> DATA RECORDS:
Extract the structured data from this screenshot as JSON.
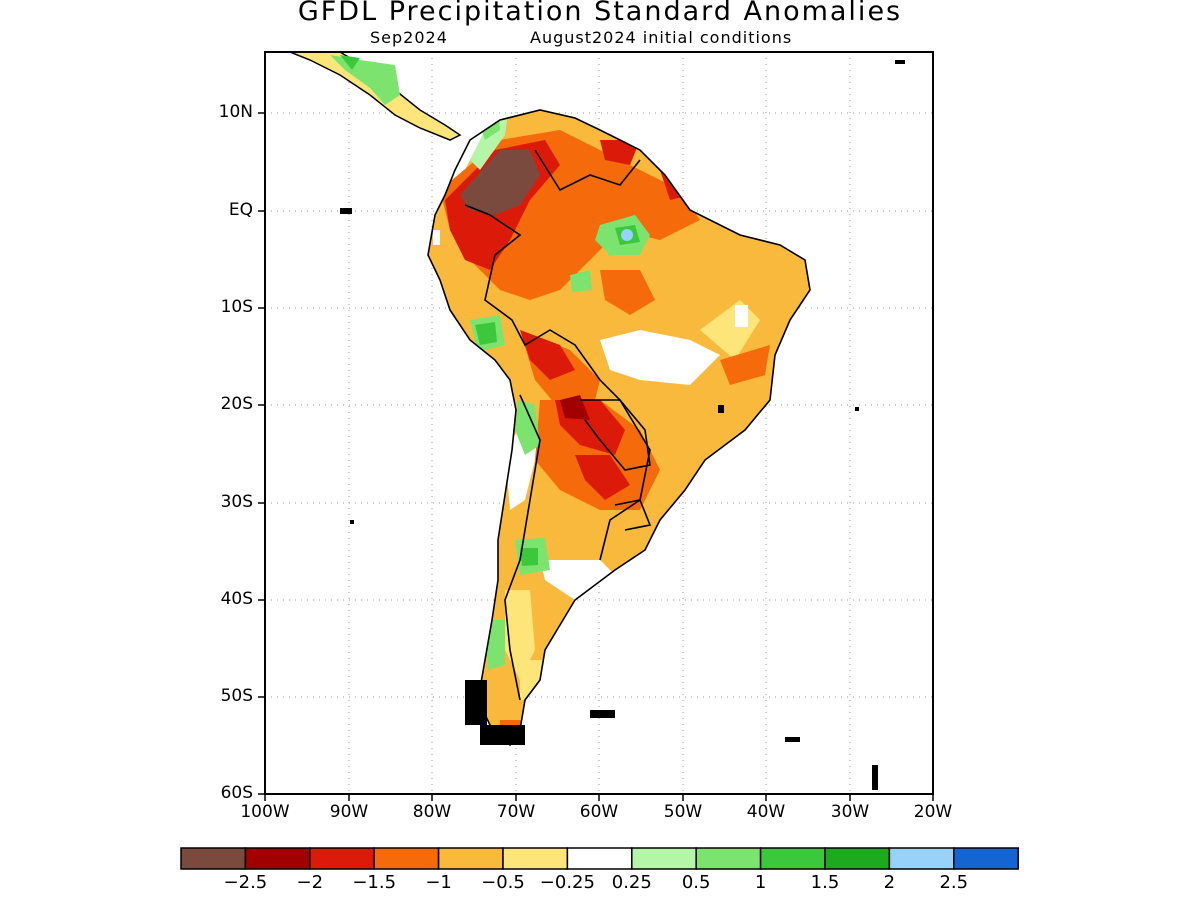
{
  "header": {
    "title": "GFDL Precipitation Standard Anomalies",
    "subtitle_month": "Sep2024",
    "subtitle_init": "August2024 initial conditions"
  },
  "axes": {
    "lat_labels": [
      "10N",
      "EQ",
      "10S",
      "20S",
      "30S",
      "40S",
      "50S",
      "60S"
    ],
    "lon_labels": [
      "100W",
      "90W",
      "80W",
      "70W",
      "60W",
      "50W",
      "40W",
      "30W",
      "20W"
    ]
  },
  "colorbar": {
    "colors": [
      "#7a4a3f",
      "#a00000",
      "#dc1a0a",
      "#f56a0a",
      "#f9b93c",
      "#fde57a",
      "#ffffff",
      "#b4f5a8",
      "#7de36f",
      "#3cc83c",
      "#1eaa1e",
      "#96d2fa",
      "#1464d2"
    ],
    "labels": [
      "−2.5",
      "−2",
      "−1.5",
      "−1",
      "−0.5",
      "−0.25",
      "0.25",
      "0.5",
      "1",
      "1.5",
      "2",
      "2.5"
    ]
  }
}
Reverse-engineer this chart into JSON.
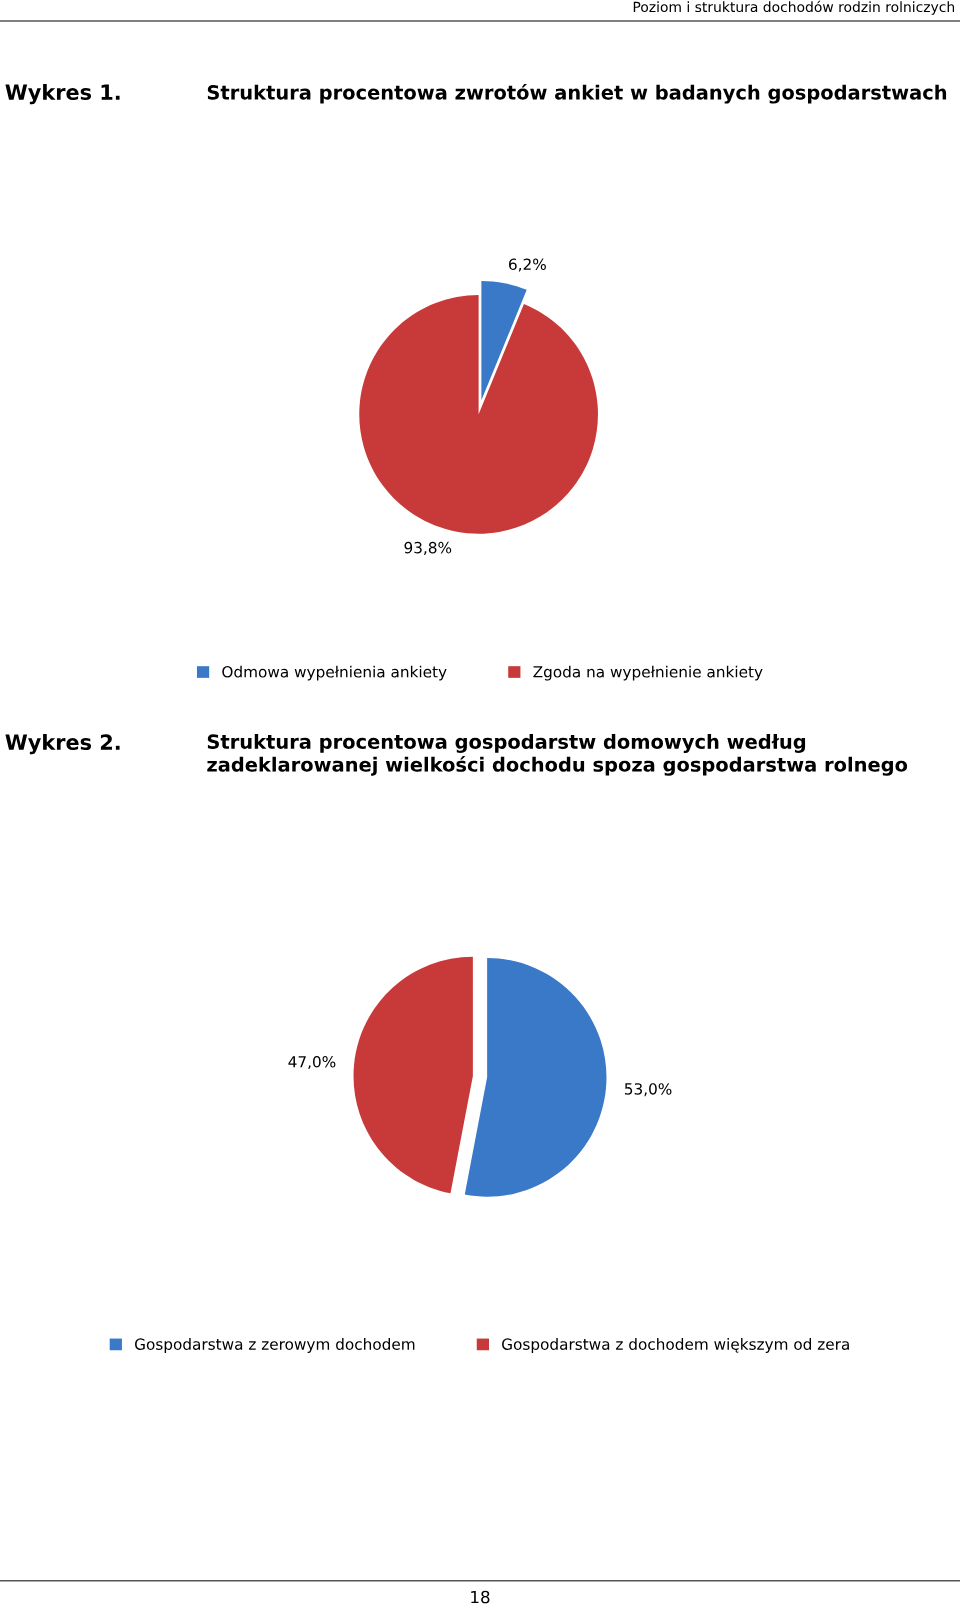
{
  "chart_data": [
    {
      "type": "pie",
      "title": "Struktura procentowa zwrotów ankiet w badanych gospodarstwach",
      "categories": [
        "Odmowa wypełnienia ankiety",
        "Zgoda na wypełnienie ankiety"
      ],
      "values": [
        6.2,
        93.8
      ],
      "colors": [
        "#3a78c8",
        "#c83a3a"
      ],
      "value_labels": [
        "6,2%",
        "93,8%"
      ],
      "legend": "bottom",
      "annotations": [
        "Wykres 1.",
        "Poziom i struktura dochodów rodzin rolniczych"
      ]
    },
    {
      "type": "pie",
      "title": "Struktura procentowa gospodarstw domowych według zadeklarowanej wielkości dochodu spoza gospodarstwa rolnego",
      "categories": [
        "Gospodarstwa z zerowym dochodem",
        "Gospodarstwa z dochodem większym od zera"
      ],
      "values": [
        53.0,
        47.0
      ],
      "colors": [
        "#3a78c8",
        "#c83a3a"
      ],
      "value_labels": [
        "53,0%",
        "47,0%"
      ],
      "legend": "bottom",
      "annotations": [
        "Wykres 2.",
        "18"
      ]
    }
  ]
}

> THE EXERCISE:
From the line that contains "Reverse-engineer this chart into JSON." to the end of the material above, output every line exactly, both ends included, but leave out any pictures.

> SOLUTION BELOW:
Reverse-engineer this chart into JSON.
{
  "chart_data": [
    {
      "type": "pie",
      "title": "Struktura procentowa zwrotów ankiet w badanych gospodarstwach",
      "categories": [
        "Odmowa wypełnienia ankiety",
        "Zgoda na wypełnienie ankiety"
      ],
      "values": [
        6.2,
        93.8
      ],
      "colors": [
        "#3a78c8",
        "#c83a3a"
      ],
      "value_labels": [
        "6,2%",
        "93,8%"
      ],
      "legend": "bottom",
      "annotations": [
        "Wykres 1.",
        "Poziom i struktura dochodów rodzin rolniczych"
      ]
    },
    {
      "type": "pie",
      "title": "Struktura procentowa gospodarstw domowych według zadeklarowanej wielkości dochodu spoza gospodarstwa rolnego",
      "categories": [
        "Gospodarstwa z zerowym dochodem",
        "Gospodarstwa z dochodem większym od zera"
      ],
      "values": [
        53.0,
        47.0
      ],
      "colors": [
        "#3a78c8",
        "#c83a3a"
      ],
      "value_labels": [
        "53,0%",
        "47,0%"
      ],
      "legend": "bottom",
      "annotations": [
        "Wykres 2.",
        "18"
      ]
    }
  ]
}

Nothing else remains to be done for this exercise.